▸ **Task statement**
Look through the material and copy each line holding "Jahres".

▸ **Recorded data**

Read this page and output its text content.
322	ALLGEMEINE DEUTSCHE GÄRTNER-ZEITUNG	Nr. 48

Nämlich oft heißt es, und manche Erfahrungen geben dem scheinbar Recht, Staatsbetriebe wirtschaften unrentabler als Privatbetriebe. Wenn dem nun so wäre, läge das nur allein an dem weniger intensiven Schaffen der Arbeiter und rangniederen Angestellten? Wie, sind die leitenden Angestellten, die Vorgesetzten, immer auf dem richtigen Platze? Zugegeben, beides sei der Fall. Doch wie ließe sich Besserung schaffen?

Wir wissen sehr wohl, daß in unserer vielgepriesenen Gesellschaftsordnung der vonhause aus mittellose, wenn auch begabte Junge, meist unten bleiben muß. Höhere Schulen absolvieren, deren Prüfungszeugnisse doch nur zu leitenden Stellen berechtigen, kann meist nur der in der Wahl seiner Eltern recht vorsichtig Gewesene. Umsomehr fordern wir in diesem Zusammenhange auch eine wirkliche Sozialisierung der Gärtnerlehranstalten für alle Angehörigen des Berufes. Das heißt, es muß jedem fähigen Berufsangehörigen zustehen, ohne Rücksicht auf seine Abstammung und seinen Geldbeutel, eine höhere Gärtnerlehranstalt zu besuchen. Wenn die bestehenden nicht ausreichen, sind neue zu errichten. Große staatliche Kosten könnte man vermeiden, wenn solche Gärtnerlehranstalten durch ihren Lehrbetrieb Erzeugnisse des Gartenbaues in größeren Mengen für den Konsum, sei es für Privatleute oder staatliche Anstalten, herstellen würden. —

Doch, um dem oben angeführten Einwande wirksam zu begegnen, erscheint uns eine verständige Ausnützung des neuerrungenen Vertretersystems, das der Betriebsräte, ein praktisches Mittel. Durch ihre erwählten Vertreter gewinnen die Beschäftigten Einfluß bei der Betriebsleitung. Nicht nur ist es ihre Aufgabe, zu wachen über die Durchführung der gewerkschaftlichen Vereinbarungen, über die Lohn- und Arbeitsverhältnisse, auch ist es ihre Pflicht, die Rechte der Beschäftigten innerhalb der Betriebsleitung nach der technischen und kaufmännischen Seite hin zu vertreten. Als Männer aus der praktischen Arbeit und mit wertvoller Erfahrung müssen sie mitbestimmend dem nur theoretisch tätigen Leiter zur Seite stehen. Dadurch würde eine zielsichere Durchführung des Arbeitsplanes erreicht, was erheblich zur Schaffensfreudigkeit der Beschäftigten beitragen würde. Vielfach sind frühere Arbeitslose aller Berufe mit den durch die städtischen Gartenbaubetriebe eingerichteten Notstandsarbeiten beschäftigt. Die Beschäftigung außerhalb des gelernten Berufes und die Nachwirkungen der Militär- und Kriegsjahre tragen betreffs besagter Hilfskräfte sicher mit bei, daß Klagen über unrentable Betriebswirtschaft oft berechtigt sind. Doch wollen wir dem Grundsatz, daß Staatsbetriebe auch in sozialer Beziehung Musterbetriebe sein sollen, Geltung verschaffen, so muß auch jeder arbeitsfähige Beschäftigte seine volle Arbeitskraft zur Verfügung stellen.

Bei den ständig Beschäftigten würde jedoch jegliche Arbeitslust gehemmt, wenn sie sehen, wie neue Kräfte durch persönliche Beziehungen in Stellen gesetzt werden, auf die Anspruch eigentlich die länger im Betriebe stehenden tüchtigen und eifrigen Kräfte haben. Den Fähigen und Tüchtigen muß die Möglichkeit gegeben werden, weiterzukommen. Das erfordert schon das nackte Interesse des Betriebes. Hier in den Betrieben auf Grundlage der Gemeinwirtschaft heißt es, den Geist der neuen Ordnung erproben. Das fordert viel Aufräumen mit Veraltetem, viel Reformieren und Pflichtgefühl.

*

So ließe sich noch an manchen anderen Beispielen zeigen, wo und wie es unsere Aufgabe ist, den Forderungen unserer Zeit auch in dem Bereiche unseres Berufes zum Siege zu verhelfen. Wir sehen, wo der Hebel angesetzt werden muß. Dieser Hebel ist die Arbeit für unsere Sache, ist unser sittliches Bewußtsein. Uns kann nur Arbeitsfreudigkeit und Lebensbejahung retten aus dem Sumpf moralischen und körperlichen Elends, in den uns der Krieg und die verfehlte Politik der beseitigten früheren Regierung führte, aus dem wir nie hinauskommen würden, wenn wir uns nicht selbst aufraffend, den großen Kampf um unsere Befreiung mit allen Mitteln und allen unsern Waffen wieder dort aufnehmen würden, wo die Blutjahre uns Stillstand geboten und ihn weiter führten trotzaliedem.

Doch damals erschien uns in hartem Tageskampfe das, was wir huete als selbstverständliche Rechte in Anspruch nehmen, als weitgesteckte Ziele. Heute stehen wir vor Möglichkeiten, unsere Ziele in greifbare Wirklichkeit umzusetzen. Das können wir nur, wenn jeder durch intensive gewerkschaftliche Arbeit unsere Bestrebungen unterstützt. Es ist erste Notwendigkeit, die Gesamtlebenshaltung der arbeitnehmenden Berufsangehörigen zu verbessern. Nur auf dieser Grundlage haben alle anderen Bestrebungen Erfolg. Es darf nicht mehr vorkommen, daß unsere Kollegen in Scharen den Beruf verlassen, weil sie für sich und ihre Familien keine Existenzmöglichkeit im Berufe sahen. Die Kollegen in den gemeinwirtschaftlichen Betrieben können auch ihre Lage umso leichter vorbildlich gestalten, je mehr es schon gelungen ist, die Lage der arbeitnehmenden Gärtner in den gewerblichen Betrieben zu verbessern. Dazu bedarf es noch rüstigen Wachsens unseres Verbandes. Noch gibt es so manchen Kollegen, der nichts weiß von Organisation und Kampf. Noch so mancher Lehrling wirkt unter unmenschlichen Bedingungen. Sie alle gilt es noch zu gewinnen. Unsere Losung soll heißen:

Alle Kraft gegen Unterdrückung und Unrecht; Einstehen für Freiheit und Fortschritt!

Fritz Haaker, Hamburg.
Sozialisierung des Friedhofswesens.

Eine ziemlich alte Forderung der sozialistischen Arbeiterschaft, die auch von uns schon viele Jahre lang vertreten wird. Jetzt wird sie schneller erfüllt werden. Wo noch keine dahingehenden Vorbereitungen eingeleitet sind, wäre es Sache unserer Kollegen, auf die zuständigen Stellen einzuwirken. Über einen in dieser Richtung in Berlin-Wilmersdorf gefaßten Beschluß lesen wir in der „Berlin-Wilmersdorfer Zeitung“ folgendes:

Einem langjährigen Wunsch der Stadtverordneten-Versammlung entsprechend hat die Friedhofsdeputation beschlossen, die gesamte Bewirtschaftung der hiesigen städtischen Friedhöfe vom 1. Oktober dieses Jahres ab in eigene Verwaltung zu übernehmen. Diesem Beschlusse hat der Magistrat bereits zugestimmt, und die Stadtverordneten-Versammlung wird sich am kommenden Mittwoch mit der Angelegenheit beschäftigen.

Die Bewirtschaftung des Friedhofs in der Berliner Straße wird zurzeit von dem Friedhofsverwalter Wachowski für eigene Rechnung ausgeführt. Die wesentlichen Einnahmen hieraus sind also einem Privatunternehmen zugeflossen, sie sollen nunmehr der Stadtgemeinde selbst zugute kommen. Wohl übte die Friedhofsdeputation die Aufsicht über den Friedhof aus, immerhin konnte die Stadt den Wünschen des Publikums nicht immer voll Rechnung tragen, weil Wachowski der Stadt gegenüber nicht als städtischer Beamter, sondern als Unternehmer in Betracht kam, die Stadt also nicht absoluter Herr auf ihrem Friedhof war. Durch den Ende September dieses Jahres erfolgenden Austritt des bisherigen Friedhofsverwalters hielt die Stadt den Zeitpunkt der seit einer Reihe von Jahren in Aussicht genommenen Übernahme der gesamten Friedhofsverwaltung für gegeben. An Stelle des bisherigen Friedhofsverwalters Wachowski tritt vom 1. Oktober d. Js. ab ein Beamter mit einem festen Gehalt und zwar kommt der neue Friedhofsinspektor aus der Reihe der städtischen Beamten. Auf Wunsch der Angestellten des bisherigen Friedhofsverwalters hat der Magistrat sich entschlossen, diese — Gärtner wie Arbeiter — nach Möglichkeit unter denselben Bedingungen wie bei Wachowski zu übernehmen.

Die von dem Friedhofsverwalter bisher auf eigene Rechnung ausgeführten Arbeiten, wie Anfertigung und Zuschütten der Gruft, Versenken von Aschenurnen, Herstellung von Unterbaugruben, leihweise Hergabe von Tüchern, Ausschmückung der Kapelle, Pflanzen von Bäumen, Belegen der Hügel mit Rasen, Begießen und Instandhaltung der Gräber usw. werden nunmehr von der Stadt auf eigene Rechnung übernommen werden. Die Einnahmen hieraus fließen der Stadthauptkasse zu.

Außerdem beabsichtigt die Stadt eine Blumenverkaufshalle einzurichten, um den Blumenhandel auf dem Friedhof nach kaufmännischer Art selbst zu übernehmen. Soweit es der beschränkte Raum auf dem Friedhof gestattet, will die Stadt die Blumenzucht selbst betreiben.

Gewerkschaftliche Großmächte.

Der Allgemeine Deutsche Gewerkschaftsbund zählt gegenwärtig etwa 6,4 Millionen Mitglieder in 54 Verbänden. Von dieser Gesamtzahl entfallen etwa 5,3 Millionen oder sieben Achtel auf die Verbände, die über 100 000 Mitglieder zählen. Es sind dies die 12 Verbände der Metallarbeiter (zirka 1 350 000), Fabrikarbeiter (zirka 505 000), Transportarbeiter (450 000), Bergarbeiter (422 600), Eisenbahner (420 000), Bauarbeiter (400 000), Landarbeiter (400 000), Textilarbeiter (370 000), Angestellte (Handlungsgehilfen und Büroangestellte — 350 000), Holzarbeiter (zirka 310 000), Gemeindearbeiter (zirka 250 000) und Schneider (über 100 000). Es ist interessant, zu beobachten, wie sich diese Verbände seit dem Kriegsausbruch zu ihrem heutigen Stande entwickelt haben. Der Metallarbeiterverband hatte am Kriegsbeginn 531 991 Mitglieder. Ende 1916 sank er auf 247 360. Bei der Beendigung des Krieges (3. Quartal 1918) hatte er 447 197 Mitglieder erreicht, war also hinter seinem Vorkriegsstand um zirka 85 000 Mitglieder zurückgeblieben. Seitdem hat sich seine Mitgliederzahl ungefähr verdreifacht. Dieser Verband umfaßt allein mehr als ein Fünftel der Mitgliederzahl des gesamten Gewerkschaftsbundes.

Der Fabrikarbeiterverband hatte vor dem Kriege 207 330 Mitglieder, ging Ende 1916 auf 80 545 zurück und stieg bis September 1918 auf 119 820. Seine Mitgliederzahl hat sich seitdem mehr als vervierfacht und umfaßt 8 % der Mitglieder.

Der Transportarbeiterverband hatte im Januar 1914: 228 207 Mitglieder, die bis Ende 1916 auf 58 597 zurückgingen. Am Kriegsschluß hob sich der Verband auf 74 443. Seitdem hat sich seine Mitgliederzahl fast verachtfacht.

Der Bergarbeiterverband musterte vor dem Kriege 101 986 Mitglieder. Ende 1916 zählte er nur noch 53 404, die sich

▸ **Exercise result**
Einem langjährigen Wunsch der Stadtverordneten-Versammlung entsprechend hat die Friedhofsdeputation beschlossen, die gesamte Bewirtschaftung der hiesigen städtischen Friedhöfe vom 1. Oktober dieses Jahres ab in eigene Verwaltung zu übernehmen. Diesem Beschlusse hat der Magistrat bereits zugestimmt, und die Stadtverordneten-Versammlung wird sich am kommenden Mittwoch mit der Angelegenheit beschäftigen.
Die Bewirtschaftung des Friedhofs in der Berliner Straße wird zurzeit von dem Friedhofsverwalter Wachowski für eigene Rechnung ausgeführt. Die wesentlichen Einnahmen hieraus sind also einem Privatunternehmen zugeflossen, sie sollen nunmehr der Stadtgemeinde selbst zugute kommen. Wohl übte die Friedhofsdeputation die Aufsicht über den Friedhof aus, immerhin konnte die Stadt den Wünschen des Publikums nicht immer voll Rechnung tragen, weil Wachowski der Stadt gegenüber nicht als städtischer Beamter, sondern als Unternehmer in Betracht kam, die Stadt also nicht absoluter Herr auf ihrem Friedhof war. Durch den Ende September dieses Jahres erfolgenden Austritt des bisherigen Friedhofsverwalters hielt die Stadt den Zeitpunkt der seit einer Reihe von Jahren in Aussicht genommenen Übernahme der gesamten Friedhofsverwaltung für gegeben. An Stelle des bisherigen Friedhofsverwalters Wachowski tritt vom 1. Oktober d. Js. ab ein Beamter mit einem festen Gehalt und zwar kommt der neue Friedhofsinspektor aus der Reihe der städtischen Beamten. Auf Wunsch der Angestellten des bisherigen Friedhofsverwalters hat der Magistrat sich entschlossen, diese — Gärtner wie Arbeiter — nach Möglichkeit unter denselben Bedingungen wie bei Wachowski zu übernehmen.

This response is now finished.